## Task requirements
Rewrite the lines starting with the line containing "bar <box>206 291 235 526</box>" and going on through the line containing "bar-value-label: 277 <box>941", swapping "legend-swatch" for "legend-key" and leaving everything else unchanged.

## Supplied records
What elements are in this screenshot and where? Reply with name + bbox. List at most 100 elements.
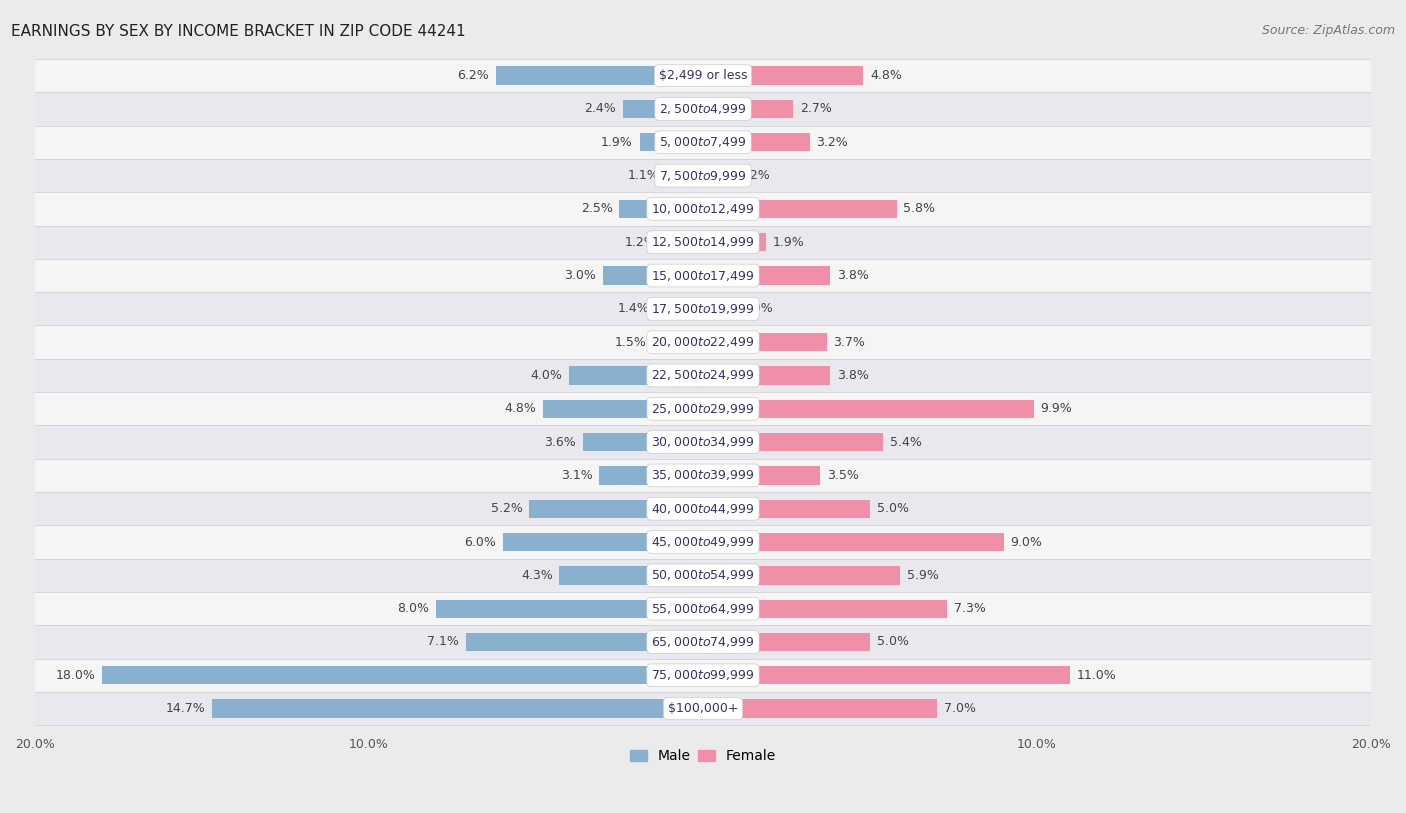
Bar — [703, 200, 897, 218]
Bar — [35, 425, 1371, 459]
Bar — [703, 599, 946, 618]
Bar — [35, 525, 1371, 559]
Bar — [496, 67, 703, 85]
Bar — [35, 159, 1371, 192]
Bar — [703, 699, 936, 718]
Bar — [703, 533, 1004, 551]
Text: 14.7%: 14.7% — [166, 702, 205, 715]
Text: 5.4%: 5.4% — [890, 436, 922, 449]
Text: 2.7%: 2.7% — [800, 102, 832, 115]
Text: 5.0%: 5.0% — [877, 502, 908, 515]
Text: $50,000 to $54,999: $50,000 to $54,999 — [651, 568, 755, 582]
Bar — [436, 599, 703, 618]
Bar — [703, 400, 1033, 418]
Text: 3.6%: 3.6% — [544, 436, 576, 449]
Text: $20,000 to $22,499: $20,000 to $22,499 — [651, 335, 755, 349]
Bar — [703, 233, 766, 251]
Bar — [35, 559, 1371, 592]
Bar — [35, 59, 1371, 93]
Text: 4.8%: 4.8% — [505, 402, 536, 415]
Bar — [620, 200, 703, 218]
Bar — [703, 300, 725, 318]
Text: 4.3%: 4.3% — [522, 569, 553, 582]
Bar — [703, 333, 827, 351]
Text: $65,000 to $74,999: $65,000 to $74,999 — [651, 635, 755, 649]
Bar — [703, 100, 793, 118]
Text: 3.5%: 3.5% — [827, 469, 859, 482]
Text: 7.1%: 7.1% — [427, 636, 460, 649]
Text: 2.4%: 2.4% — [585, 102, 616, 115]
Bar — [529, 499, 703, 518]
Text: 5.8%: 5.8% — [904, 202, 935, 215]
Bar — [703, 633, 870, 651]
Bar — [35, 592, 1371, 625]
Text: 1.5%: 1.5% — [614, 336, 647, 349]
Bar — [703, 367, 830, 385]
Bar — [35, 93, 1371, 126]
Text: 5.0%: 5.0% — [877, 636, 908, 649]
Text: $25,000 to $29,999: $25,000 to $29,999 — [651, 402, 755, 415]
Bar — [35, 692, 1371, 725]
Bar — [666, 167, 703, 185]
Bar — [502, 533, 703, 551]
Text: $12,500 to $14,999: $12,500 to $14,999 — [651, 235, 755, 250]
Bar — [703, 466, 820, 485]
Text: 3.2%: 3.2% — [817, 136, 848, 149]
Bar — [35, 292, 1371, 325]
Text: 4.0%: 4.0% — [531, 369, 562, 382]
Text: 1.1%: 1.1% — [628, 169, 659, 182]
Text: EARNINGS BY SEX BY INCOME BRACKET IN ZIP CODE 44241: EARNINGS BY SEX BY INCOME BRACKET IN ZIP… — [11, 24, 465, 39]
Text: $30,000 to $34,999: $30,000 to $34,999 — [651, 435, 755, 449]
Bar — [603, 267, 703, 285]
Text: $17,500 to $19,999: $17,500 to $19,999 — [651, 302, 755, 315]
Text: 4.8%: 4.8% — [870, 69, 901, 82]
Bar — [599, 466, 703, 485]
Text: 18.0%: 18.0% — [55, 669, 96, 682]
Text: 1.4%: 1.4% — [617, 302, 650, 315]
Text: $100,000+: $100,000+ — [668, 702, 738, 715]
Bar — [640, 133, 703, 151]
Text: 3.1%: 3.1% — [561, 469, 593, 482]
Text: $15,000 to $17,499: $15,000 to $17,499 — [651, 268, 755, 283]
Bar — [560, 566, 703, 585]
Bar — [35, 225, 1371, 259]
Text: $35,000 to $39,999: $35,000 to $39,999 — [651, 468, 755, 482]
Bar — [35, 492, 1371, 525]
Text: 3.8%: 3.8% — [837, 369, 869, 382]
Text: 8.0%: 8.0% — [396, 602, 429, 615]
Text: 5.2%: 5.2% — [491, 502, 523, 515]
Bar — [35, 325, 1371, 359]
Legend: Male, Female: Male, Female — [624, 744, 782, 769]
Bar — [652, 333, 703, 351]
Bar — [569, 367, 703, 385]
Bar — [623, 100, 703, 118]
Text: 3.8%: 3.8% — [837, 269, 869, 282]
Bar — [35, 192, 1371, 225]
Bar — [703, 499, 870, 518]
Text: 3.0%: 3.0% — [564, 269, 596, 282]
Bar — [35, 659, 1371, 692]
Bar — [543, 400, 703, 418]
Text: 0.69%: 0.69% — [733, 302, 772, 315]
Bar — [35, 359, 1371, 392]
Bar — [582, 433, 703, 451]
Text: $22,500 to $24,999: $22,500 to $24,999 — [651, 368, 755, 382]
Bar — [703, 267, 830, 285]
Text: 9.9%: 9.9% — [1040, 402, 1073, 415]
Bar — [703, 666, 1070, 685]
Bar — [703, 133, 810, 151]
Text: 11.0%: 11.0% — [1077, 669, 1116, 682]
Text: 6.0%: 6.0% — [464, 536, 496, 549]
Text: 0.62%: 0.62% — [730, 169, 770, 182]
Bar — [212, 699, 703, 718]
Bar — [465, 633, 703, 651]
Bar — [35, 459, 1371, 492]
Bar — [35, 126, 1371, 159]
Text: $2,500 to $4,999: $2,500 to $4,999 — [659, 102, 747, 116]
Bar — [35, 392, 1371, 425]
Text: $45,000 to $49,999: $45,000 to $49,999 — [651, 535, 755, 549]
Text: 7.0%: 7.0% — [943, 702, 976, 715]
Bar — [657, 300, 703, 318]
Text: 2.5%: 2.5% — [581, 202, 613, 215]
Bar — [101, 666, 703, 685]
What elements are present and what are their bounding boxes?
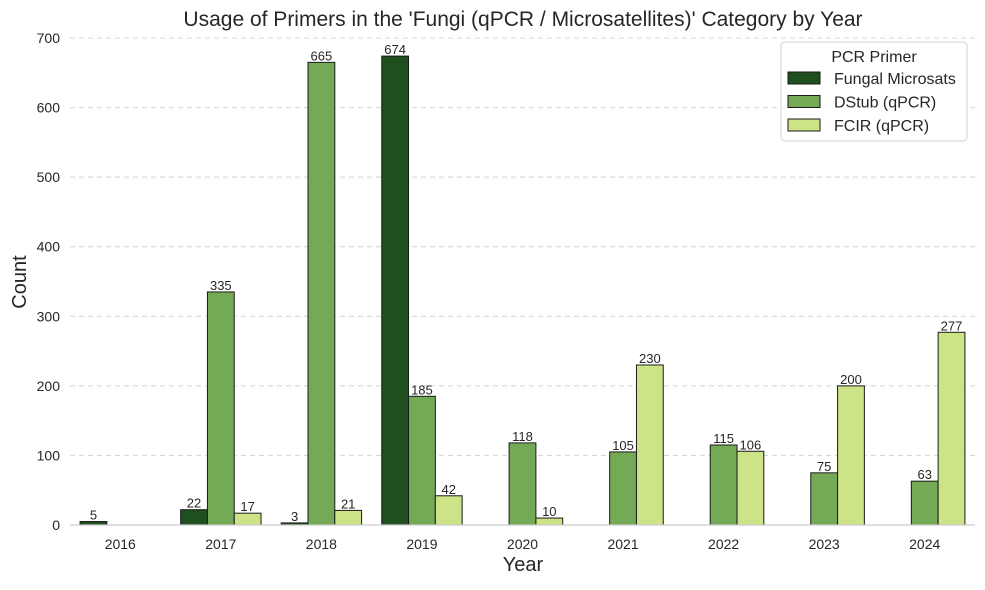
bar <box>206 291 235 526</box>
bar-value-label: 21 <box>341 496 355 511</box>
bar <box>307 61 336 526</box>
bar <box>233 512 262 526</box>
legend-swatch <box>787 95 821 108</box>
data-labels: 5 22 335 17 3 665 21 674 185 42 118 10 105 230 115 106 7… <box>90 42 963 524</box>
y-tick-label: 200 <box>37 378 61 394</box>
y-tick-label: 300 <box>37 308 61 324</box>
bar <box>837 385 865 526</box>
x-tick-label: 2023 <box>809 536 840 552</box>
bar <box>910 480 939 526</box>
legend-swatch <box>787 118 821 132</box>
bars <box>79 55 966 526</box>
chart-title: Usage of Primers in the 'Fungi (qPCR / M… <box>183 8 862 31</box>
bar-value-label: 5 <box>90 508 97 523</box>
bar-value-label: 105 <box>612 438 634 453</box>
bar-value-label: 10 <box>542 504 556 519</box>
bar-value-label: 115 <box>713 431 734 446</box>
bar-value-label: 277 <box>941 318 963 333</box>
x-tick-label: 2017 <box>205 536 236 552</box>
bar-value-label: 230 <box>639 351 661 366</box>
bar <box>408 395 436 526</box>
x-tick-label: 2018 <box>306 536 337 552</box>
bar-value-label: 3 <box>291 509 298 524</box>
bar <box>381 55 410 526</box>
x-axis-label: Year <box>503 554 544 576</box>
bar <box>810 472 839 526</box>
bar-value-label: 185 <box>411 382 433 397</box>
bar <box>434 495 463 526</box>
bar <box>508 442 537 526</box>
bar <box>334 509 363 526</box>
legend-label: DStub (qPCR) <box>834 95 936 112</box>
x-tick-label: 2021 <box>607 536 638 552</box>
bar-value-label: 106 <box>740 437 762 452</box>
bar-value-label: 63 <box>917 467 931 482</box>
legend-label: FCIR (qPCR) <box>834 118 929 135</box>
legend-title: PCR Primer <box>831 49 917 66</box>
bar-value-label: 335 <box>210 278 232 293</box>
legend-frame <box>780 41 968 142</box>
bar <box>180 509 208 526</box>
y-tick-label: 700 <box>37 30 61 46</box>
legend: PCR Primer Fungal Microsats DStub (qPCR) F… <box>780 41 968 142</box>
x-axis-ticks: 2016 2017 2018 2019 2020 2021 2022 2023 2024 <box>105 536 941 552</box>
y-tick-label: 500 <box>37 169 61 185</box>
y-axis-label: Count <box>9 255 31 309</box>
y-tick-label: 600 <box>37 100 61 116</box>
legend-swatch <box>787 71 821 85</box>
x-tick-label: 2024 <box>909 536 940 552</box>
x-tick-label: 2020 <box>507 536 538 552</box>
y-tick-label: 100 <box>37 447 61 463</box>
bar-value-label: 17 <box>240 499 254 514</box>
x-tick-label: 2016 <box>105 536 136 552</box>
bar <box>535 517 564 526</box>
bar <box>635 364 664 526</box>
legend-label: Fungal Microsats <box>834 71 956 88</box>
bar-value-label: 200 <box>840 372 862 387</box>
bar <box>709 444 738 526</box>
bar-value-label: 674 <box>384 42 406 57</box>
bar-value-label: 75 <box>817 459 831 474</box>
x-tick-label: 2019 <box>406 536 437 552</box>
bar-value-label: 22 <box>187 496 201 511</box>
y-tick-label: 400 <box>37 239 61 255</box>
bar <box>609 451 637 526</box>
bar-value-label: 665 <box>311 48 333 63</box>
y-axis-ticks: 0 100 200 300 400 500 600 700 <box>37 30 61 533</box>
bar <box>937 331 966 526</box>
bar-value-label: 118 <box>512 429 533 444</box>
y-tick-label: 0 <box>52 517 60 533</box>
bar-value-label: 42 <box>442 482 456 497</box>
bar <box>736 450 765 526</box>
x-tick-label: 2022 <box>708 536 739 552</box>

## Response for this exercise
bar <box>206 291 235 526</box>
bar-value-label: 21 <box>341 496 355 511</box>
bar <box>307 61 336 526</box>
bar <box>233 512 262 526</box>
legend-key <box>787 95 821 108</box>
data-labels: 5 22 335 17 3 665 21 674 185 42 118 10 105 230 115 106 7… <box>90 42 963 524</box>
y-tick-label: 200 <box>37 378 61 394</box>
y-tick-label: 300 <box>37 308 61 324</box>
bar <box>837 385 865 526</box>
x-tick-label: 2023 <box>809 536 840 552</box>
bar <box>910 480 939 526</box>
legend-key <box>787 118 821 132</box>
bars <box>79 55 966 526</box>
chart-title: Usage of Primers in the 'Fungi (qPCR / M… <box>183 8 862 31</box>
bar-value-label: 5 <box>90 508 97 523</box>
bar-value-label: 105 <box>612 438 634 453</box>
bar-value-label: 10 <box>542 504 556 519</box>
bar-value-label: 115 <box>713 431 734 446</box>
bar-value-label: 277 <box>941 318 963 333</box>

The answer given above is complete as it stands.